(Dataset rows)
· · ·
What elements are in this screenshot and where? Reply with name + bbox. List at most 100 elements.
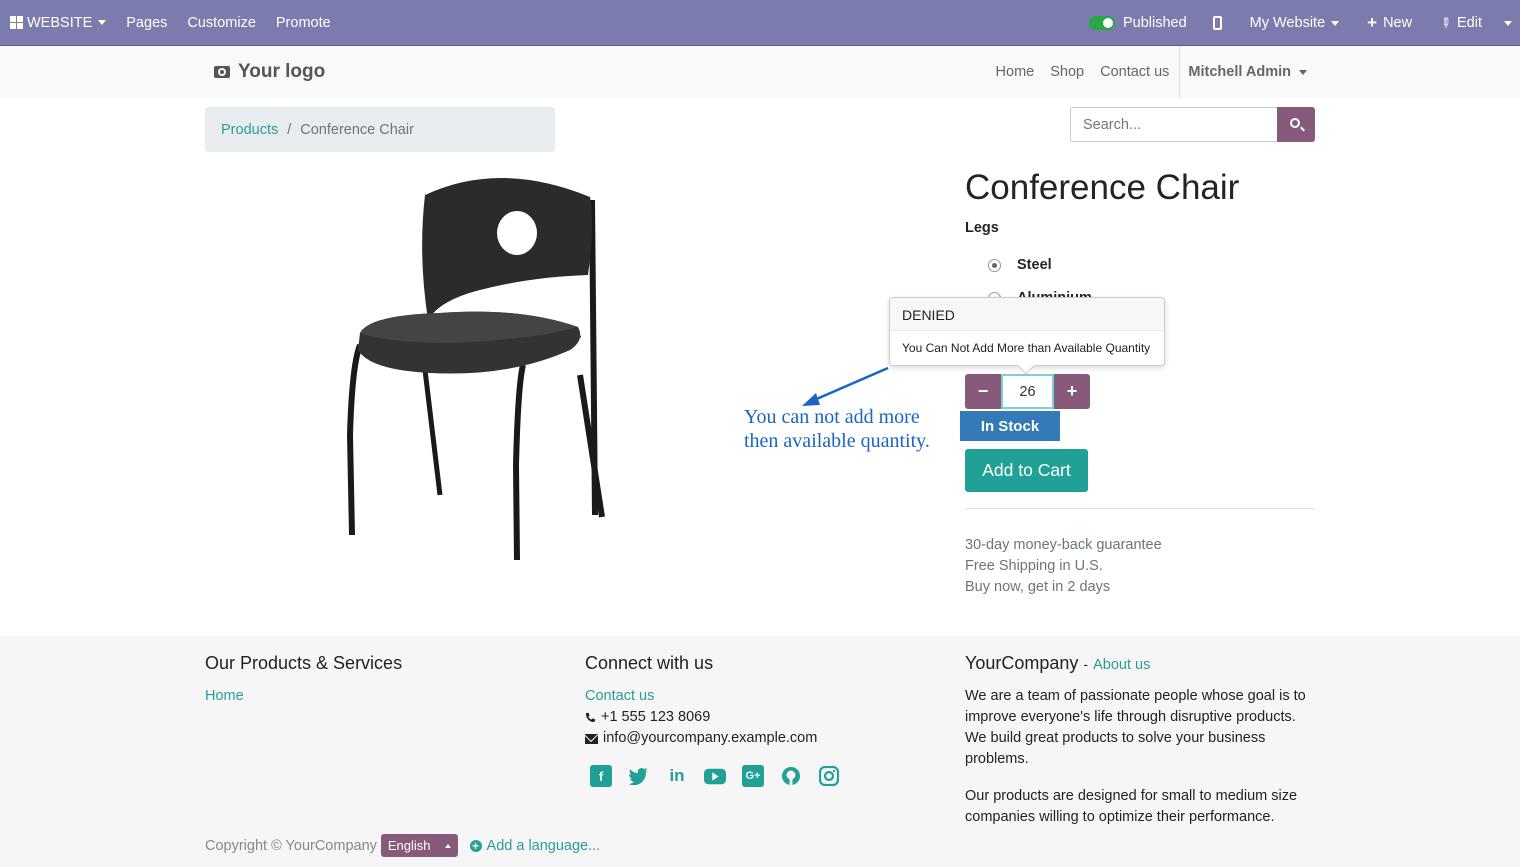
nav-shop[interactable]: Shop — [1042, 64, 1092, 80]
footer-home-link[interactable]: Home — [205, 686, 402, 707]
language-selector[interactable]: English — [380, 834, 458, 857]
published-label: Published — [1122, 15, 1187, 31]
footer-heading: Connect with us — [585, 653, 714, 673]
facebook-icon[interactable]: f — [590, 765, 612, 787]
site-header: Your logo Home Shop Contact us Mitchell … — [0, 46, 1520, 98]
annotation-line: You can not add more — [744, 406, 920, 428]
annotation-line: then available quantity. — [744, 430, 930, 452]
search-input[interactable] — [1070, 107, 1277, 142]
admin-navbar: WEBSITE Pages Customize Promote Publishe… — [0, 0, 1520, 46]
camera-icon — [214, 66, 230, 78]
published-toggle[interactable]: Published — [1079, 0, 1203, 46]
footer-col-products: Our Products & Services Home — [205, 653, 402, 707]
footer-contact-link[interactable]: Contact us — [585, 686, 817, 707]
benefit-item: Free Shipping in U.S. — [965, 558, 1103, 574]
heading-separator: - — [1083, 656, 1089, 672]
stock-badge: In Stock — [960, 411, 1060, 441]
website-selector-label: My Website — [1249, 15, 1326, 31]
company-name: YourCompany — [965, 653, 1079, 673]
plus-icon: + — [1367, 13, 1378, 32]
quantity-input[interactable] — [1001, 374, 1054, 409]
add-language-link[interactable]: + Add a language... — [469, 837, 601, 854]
· · ·
EXERCISE DIRECTIONS - Copy out every row above word for word, but leave the picture out.

SOLUTION -
What elements are in this screenshot and where? Reply with name + bbox. List at most 100 elements.
nav-shop[interactable]: Shop — [1042, 64, 1092, 80]
footer-home-link[interactable]: Home — [205, 686, 402, 707]
language-selector[interactable]: English — [380, 834, 458, 857]
published-label: Published — [1122, 15, 1187, 31]
footer-heading: Connect with us — [585, 653, 714, 673]
facebook-icon[interactable]: f — [590, 765, 612, 787]
site-header: Your logo Home Shop Contact us Mitchell … — [0, 46, 1520, 98]
annotation-line: You can not add more — [744, 406, 920, 428]
annotation-line: then available quantity. — [744, 430, 930, 452]
search-input[interactable] — [1070, 107, 1277, 142]
admin-navbar: WEBSITE Pages Customize Promote Publishe… — [0, 0, 1520, 46]
camera-icon — [214, 66, 230, 78]
published-toggle[interactable]: Published — [1079, 0, 1203, 46]
footer-col-products: Our Products & Services Home — [205, 653, 402, 707]
footer-contact-link[interactable]: Contact us — [585, 686, 817, 707]
benefit-item: Free Shipping in U.S. — [965, 558, 1103, 574]
heading-separator: - — [1083, 656, 1089, 672]
stock-badge: In Stock — [960, 411, 1060, 441]
website-selector-label: My Website — [1249, 15, 1326, 31]
company-name: YourCompany — [965, 653, 1079, 673]
plus-icon: + — [1367, 13, 1378, 32]
quantity-input[interactable] — [1001, 374, 1054, 409]
add-language-link[interactable]: + Add a language... — [469, 837, 601, 854]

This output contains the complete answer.